- [TASKS]
[a] In the Chelsea Flower Show piece, translate this sentence into Spanish: "To start with we’ve enjoyed a milder, sunnier spring."
[b] Pick up the Chelsea Flower Show piece after its last sentence and write what comes next.

- [SOURCE DOCUMENT]
○ ○ ○ ○ ○
May is well and truly here, so naturally my thoughts turn to Chelsea and what we can expect of the world’s most famous flower show in its 101st year.
The omens are good. To start with we’ve enjoyed a milder, sunnier spring. Last year, in my summer finery, I caught the mother of all colds after twelve hours plodding around the show with temperatures barely in double figures. My abiding memory is of the Cayeux Irises exhibit, usually abundant with extravagantly-coloured, heavily-bearded irises, staged with almost every plant in tight bud. Chelsea was ready for May, May wasn’t ready for Chelsea. A little suburban? This year’s design for The Telegraph Garden by Tommaso del Buono & Paul Gazerwitz
The RHS’ dubious secret weapon this year seems to be Alan Titchmarsh who, for the first time in 30 years, is designing a show garden. According to the media, some would-be show goers are buying tickets on the black market for up to £575 just to see the TV presenters design first hand. I am sure the RHS are delighted, with tickets sold out in the second-fastest time in the show’s history. Let’s hope Mr Titchmarsh, hardly known for being cutting edge, delivers something that will titillate the ladies of Tunbridge Wells.
However we will surely miss Trailfinders’ and Fleming’s Australian offering this year, usually so exuberant and wonderfully un-English. The travel company and nursery team went out on a high last year with a thoroughly deserved ‘Best in Show’. It won’t be quite the same without them.
Trailfinders’ Australian Garden presented by Flemings won gold and ‘Best in Show’ at Chelsea 2013
The jury is out for me on this year’s big show gardens along Main Avenue. It would be wrong to judge any of them on paper, but I am just a little tired of the Laurent Perrier formula of crown-lifted, multi-stemmed trees planted in a sea of tightly clipped shrubs and meadow perennials. It’s a safe, attractive, crowd-pleasing formula, but let’s not pretend it’s cutting-edge any more. The garden will be immaculately presented, that’s for sure, but it feels to me that the exorbitant cost of creating a Chelsea show garden (£250,000 plus) is pushing designers to produce schemes which are guaranteed to win a their sponsors a prestigious gold medal rather than to explore the frontiers of their art.
Beautifully rendered, design for the Laurent Perrier garden by Luciano Giubbilei
The main sponsors, M&G Investments, have allowed veteran Chelsea designer Cleve West to take slightly more risk. His design for a paradise garden was inspired by ancient Persia. Water will cascade from an octagonal fountain made from Bath stone and flint; it’s a feature that’s slightly reminiscent of the interior of Dr Who’s Tardis (a resemblance which I sure is entirely unintentional). The roots of the Tree of Life will be engraved into stone wall panels, alluding to English gardening’s origins in ancient history. Four multi-stemmed Cydonia oblonga surrounding the fountain will represent the elements of earth, water, air and fire.
○ ○ ○ ○ ○
(Items from a dataset)

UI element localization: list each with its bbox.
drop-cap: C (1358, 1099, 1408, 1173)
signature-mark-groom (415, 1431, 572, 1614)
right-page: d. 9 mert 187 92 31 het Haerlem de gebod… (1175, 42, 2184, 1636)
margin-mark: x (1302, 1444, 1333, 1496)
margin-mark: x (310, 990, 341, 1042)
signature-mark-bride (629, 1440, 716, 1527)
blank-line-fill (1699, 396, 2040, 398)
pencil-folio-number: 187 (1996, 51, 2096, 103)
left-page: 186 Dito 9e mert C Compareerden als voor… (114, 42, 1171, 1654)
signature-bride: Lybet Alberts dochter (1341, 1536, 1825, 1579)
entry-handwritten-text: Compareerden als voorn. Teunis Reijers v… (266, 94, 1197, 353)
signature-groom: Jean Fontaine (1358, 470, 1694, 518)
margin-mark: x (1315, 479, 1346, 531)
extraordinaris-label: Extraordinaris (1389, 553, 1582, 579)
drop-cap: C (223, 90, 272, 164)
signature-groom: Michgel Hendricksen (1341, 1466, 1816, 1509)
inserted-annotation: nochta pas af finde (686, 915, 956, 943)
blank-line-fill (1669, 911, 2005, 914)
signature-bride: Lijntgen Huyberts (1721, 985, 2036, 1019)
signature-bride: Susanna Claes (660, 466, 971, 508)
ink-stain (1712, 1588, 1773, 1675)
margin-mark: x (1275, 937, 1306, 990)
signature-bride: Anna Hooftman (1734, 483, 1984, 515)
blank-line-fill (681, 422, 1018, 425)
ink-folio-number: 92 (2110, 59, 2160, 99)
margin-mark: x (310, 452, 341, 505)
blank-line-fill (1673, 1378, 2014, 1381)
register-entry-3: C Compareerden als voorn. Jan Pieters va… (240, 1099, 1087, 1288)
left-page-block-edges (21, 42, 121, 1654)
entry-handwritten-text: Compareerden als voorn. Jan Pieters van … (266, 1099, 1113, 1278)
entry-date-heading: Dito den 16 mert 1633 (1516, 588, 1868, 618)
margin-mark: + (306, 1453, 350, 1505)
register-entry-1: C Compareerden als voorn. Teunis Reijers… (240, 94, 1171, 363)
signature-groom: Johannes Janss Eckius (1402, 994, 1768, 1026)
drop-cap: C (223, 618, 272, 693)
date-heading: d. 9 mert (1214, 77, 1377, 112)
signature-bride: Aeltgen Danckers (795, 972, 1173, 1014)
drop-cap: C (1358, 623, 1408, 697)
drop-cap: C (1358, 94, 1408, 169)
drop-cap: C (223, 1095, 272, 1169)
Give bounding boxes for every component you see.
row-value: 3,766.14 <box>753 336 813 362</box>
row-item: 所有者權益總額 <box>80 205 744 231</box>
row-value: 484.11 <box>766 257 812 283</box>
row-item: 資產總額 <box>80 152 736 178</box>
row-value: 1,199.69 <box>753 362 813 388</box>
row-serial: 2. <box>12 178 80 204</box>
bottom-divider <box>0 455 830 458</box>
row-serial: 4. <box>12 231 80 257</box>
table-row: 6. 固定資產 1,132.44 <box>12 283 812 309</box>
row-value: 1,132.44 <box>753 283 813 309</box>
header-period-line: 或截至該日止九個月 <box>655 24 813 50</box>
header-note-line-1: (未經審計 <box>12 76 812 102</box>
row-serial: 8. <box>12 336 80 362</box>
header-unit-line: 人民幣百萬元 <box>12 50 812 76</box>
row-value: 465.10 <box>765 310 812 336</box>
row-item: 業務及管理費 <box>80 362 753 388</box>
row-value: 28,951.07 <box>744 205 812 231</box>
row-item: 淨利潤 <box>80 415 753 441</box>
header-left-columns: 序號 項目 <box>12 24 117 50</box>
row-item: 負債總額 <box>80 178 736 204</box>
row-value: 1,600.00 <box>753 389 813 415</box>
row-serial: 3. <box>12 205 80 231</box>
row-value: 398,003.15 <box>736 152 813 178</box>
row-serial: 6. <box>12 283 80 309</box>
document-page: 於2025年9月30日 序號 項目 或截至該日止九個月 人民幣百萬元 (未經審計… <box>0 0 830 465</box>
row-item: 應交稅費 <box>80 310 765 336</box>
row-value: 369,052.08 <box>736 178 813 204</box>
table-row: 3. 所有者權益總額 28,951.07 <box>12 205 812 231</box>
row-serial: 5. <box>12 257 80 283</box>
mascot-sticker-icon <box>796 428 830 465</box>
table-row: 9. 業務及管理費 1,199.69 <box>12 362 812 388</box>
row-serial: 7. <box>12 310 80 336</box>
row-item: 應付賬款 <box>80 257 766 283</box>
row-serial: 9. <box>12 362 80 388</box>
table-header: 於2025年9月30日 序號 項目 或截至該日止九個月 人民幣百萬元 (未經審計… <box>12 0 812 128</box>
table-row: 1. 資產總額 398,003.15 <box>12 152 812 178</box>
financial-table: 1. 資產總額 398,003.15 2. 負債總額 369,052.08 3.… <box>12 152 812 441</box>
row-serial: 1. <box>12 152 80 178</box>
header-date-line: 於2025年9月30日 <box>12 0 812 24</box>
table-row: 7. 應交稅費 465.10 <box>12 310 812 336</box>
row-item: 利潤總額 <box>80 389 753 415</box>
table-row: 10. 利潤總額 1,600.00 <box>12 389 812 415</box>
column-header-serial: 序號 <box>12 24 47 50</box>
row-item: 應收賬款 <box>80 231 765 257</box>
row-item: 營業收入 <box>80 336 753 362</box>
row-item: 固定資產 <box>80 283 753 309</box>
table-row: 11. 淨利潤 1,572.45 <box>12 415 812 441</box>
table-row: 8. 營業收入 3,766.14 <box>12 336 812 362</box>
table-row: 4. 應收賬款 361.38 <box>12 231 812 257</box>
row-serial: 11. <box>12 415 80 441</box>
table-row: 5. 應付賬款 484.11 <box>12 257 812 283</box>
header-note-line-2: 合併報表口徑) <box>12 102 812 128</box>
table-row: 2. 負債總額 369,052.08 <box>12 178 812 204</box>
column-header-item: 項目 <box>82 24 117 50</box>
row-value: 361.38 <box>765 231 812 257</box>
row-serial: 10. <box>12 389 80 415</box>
○ ○ ○ ○ ○
- [RESULTS BY TASK]
[a] Para empezar, hemos disfrutado de una primavera más suave y soleada.

[b]
Cleve West’s garden for M&G Investments. Persia meets the Tardis.
Other gardens with potential to excite me are Wilson McWilliam Studio’s design for Cloudy Bay which, you guessed it, includes yet more multi-stemmed trees. The idea is to represent key wine tasting notes using materials and plants, hence the inclusion of charred oak, minerally limestone, sparkling water, coppiced nuts and berry fruit. A delicious concept which I hope will be just as mouthwatering when realised.
A beautiful bouquet, the design for the Cloudy Bay garden
Finally, I am intrigued to see how Susannah Hunter and Catherine MacDonald’s exquisite watercolour rendering of a Cape Cod garden will leap off the page. Their design is inspired by the Massachusetts landscape, particularly the Cape’s wild sand dunes. Leather appliqué panels will depict a coastal scene and bold sweeps of roses and hydrangeas will provide a theatrical backdrop to the naturalistic garden. A contemporary building is inspired by the many artists’ retreats nestled within sand dunes near Provincetown.
The Massachusetts Garden, designed by Susannah Hunter & Catherine MacDonald
The weather may disappoint, but Chelsea never does. The show gardens on Main Avenue will garner the lion’s share of attention and awards, but the real innovation will be found in the Fresh Gardens category and, indeed, the Floral Marquee, where real horticulture still reigns supreme.
Check back during Chelsea week, May 20th-24th, for more news and views from the greatest flower show on earth.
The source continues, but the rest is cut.